= Provided records =
* * * *
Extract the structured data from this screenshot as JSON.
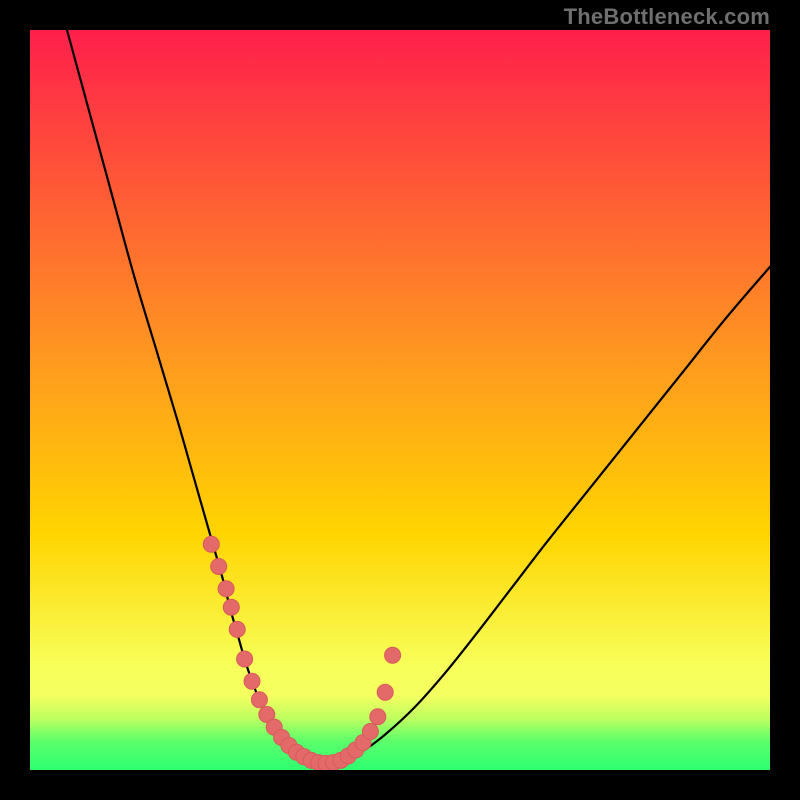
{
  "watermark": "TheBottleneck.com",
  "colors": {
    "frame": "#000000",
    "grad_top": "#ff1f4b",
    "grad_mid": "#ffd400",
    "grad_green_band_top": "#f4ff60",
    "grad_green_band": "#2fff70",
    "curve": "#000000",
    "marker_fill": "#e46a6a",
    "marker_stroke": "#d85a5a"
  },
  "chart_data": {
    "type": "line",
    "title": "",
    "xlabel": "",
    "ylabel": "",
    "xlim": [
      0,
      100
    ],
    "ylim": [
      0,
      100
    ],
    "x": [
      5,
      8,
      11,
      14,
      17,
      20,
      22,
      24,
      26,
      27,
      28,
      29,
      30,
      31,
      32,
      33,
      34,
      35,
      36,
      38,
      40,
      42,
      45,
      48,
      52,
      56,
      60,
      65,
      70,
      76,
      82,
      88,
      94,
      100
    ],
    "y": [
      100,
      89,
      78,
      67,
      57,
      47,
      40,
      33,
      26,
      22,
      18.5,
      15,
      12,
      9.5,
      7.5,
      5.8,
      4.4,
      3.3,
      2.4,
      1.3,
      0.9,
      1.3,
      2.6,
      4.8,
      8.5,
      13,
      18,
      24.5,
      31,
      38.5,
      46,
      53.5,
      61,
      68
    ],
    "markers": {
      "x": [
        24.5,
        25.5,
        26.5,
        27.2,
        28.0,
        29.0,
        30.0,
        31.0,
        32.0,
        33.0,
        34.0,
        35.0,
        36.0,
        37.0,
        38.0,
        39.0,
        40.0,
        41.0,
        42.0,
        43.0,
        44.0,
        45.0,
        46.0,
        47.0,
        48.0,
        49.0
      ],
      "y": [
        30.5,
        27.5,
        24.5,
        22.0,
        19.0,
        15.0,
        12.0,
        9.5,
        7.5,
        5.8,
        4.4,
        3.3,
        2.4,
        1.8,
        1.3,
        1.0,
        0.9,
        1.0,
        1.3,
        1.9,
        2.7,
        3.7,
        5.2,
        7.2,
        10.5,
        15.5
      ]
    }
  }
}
* * * *
= What the task requires =
Drop the images and quote the entries word for word.

= Response =
Extract the structured data from this screenshot as JSON.
{
  "watermark": "TheBottleneck.com",
  "colors": {
    "frame": "#000000",
    "grad_top": "#ff1f4b",
    "grad_mid": "#ffd400",
    "grad_green_band_top": "#f4ff60",
    "grad_green_band": "#2fff70",
    "curve": "#000000",
    "marker_fill": "#e46a6a",
    "marker_stroke": "#d85a5a"
  },
  "chart_data": {
    "type": "line",
    "title": "",
    "xlabel": "",
    "ylabel": "",
    "xlim": [
      0,
      100
    ],
    "ylim": [
      0,
      100
    ],
    "x": [
      5,
      8,
      11,
      14,
      17,
      20,
      22,
      24,
      26,
      27,
      28,
      29,
      30,
      31,
      32,
      33,
      34,
      35,
      36,
      38,
      40,
      42,
      45,
      48,
      52,
      56,
      60,
      65,
      70,
      76,
      82,
      88,
      94,
      100
    ],
    "y": [
      100,
      89,
      78,
      67,
      57,
      47,
      40,
      33,
      26,
      22,
      18.5,
      15,
      12,
      9.5,
      7.5,
      5.8,
      4.4,
      3.3,
      2.4,
      1.3,
      0.9,
      1.3,
      2.6,
      4.8,
      8.5,
      13,
      18,
      24.5,
      31,
      38.5,
      46,
      53.5,
      61,
      68
    ],
    "markers": {
      "x": [
        24.5,
        25.5,
        26.5,
        27.2,
        28.0,
        29.0,
        30.0,
        31.0,
        32.0,
        33.0,
        34.0,
        35.0,
        36.0,
        37.0,
        38.0,
        39.0,
        40.0,
        41.0,
        42.0,
        43.0,
        44.0,
        45.0,
        46.0,
        47.0,
        48.0,
        49.0
      ],
      "y": [
        30.5,
        27.5,
        24.5,
        22.0,
        19.0,
        15.0,
        12.0,
        9.5,
        7.5,
        5.8,
        4.4,
        3.3,
        2.4,
        1.8,
        1.3,
        1.0,
        0.9,
        1.0,
        1.3,
        1.9,
        2.7,
        3.7,
        5.2,
        7.2,
        10.5,
        15.5
      ]
    }
  }
}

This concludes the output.